### Challenge
Below is a block of records; return all of them exactly, but without the images.

### Supplied information
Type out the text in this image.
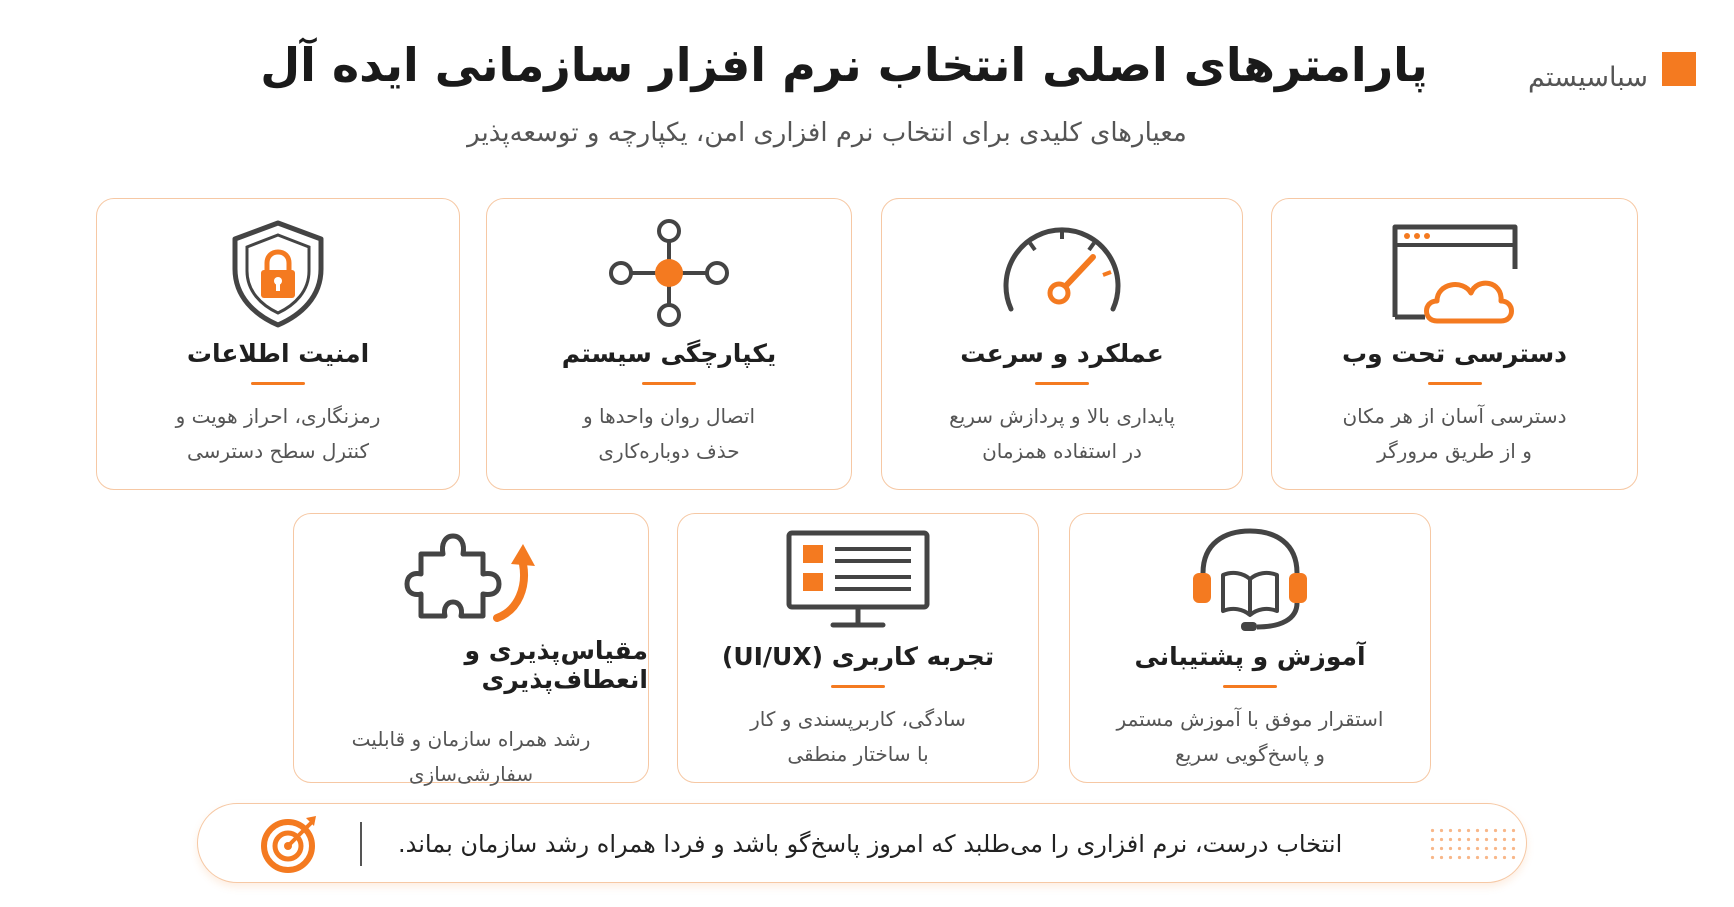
سباسیستم
پارامترهای اصلی انتخاب نرم افزار سازمانی ایده آل
معیارهای کلیدی برای انتخاب نرم افزاری امن، یکپارچه و توسعه‌پذیر
امنیت اطلاعات
رمزنگاری، احراز هویت و
کنترل سطح دسترسی
یکپارچگی سیستم
اتصال روان واحدها و
حذف دوباره‌کاری
عملکرد و سرعت
پایداری بالا و پردازش سریع
در استفاده همزمان
دسترسی تحت وب
دسترسی آسان از هر مکان
و از طریق مرورگر
مقیاس‌پذیری و انعطاف‌پذیری
رشد همراه سازمان و قابلیت
سفارشی‌سازی
تجربه کاربری (UI/UX)
سادگی، کاربرپسندی و کار
با ساختار منطقی
آموزش و پشتیبانی
استقرار موفق با آموزش مستمر
و پاسخ‌گویی سریع
انتخاب درست، نرم افزاری را می‌طلبد که امروز پاسخ‌گو باشد و فردا همراه رشد سازمان بماند.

### The solution
Type out the text in this image.
سباسیستم
پارامترهای اصلی انتخاب نرم افزار سازمانی ایده آل
معیارهای کلیدی برای انتخاب نرم افزاری امن، یکپارچه و توسعه‌پذیر
امنیت اطلاعات
رمزنگاری، احراز هویت و
کنترل سطح دسترسی
یکپارچگی سیستم
اتصال روان واحدها و
حذف دوباره‌کاری
عملکرد و سرعت
پایداری بالا و پردازش سریع
در استفاده همزمان
دسترسی تحت وب
دسترسی آسان از هر مکان
و از طریق مرورگر
مقیاس‌پذیری و انعطاف‌پذیری
رشد همراه سازمان و قابلیت
سفارشی‌سازی
تجربه کاربری (UI/UX)
سادگی، کاربرپسندی و کار
با ساختار منطقی
آموزش و پشتیبانی
استقرار موفق با آموزش مستمر
و پاسخ‌گویی سریع
انتخاب درست، نرم افزاری را می‌طلبد که امروز پاسخ‌گو باشد و فردا همراه رشد سازمان بماند.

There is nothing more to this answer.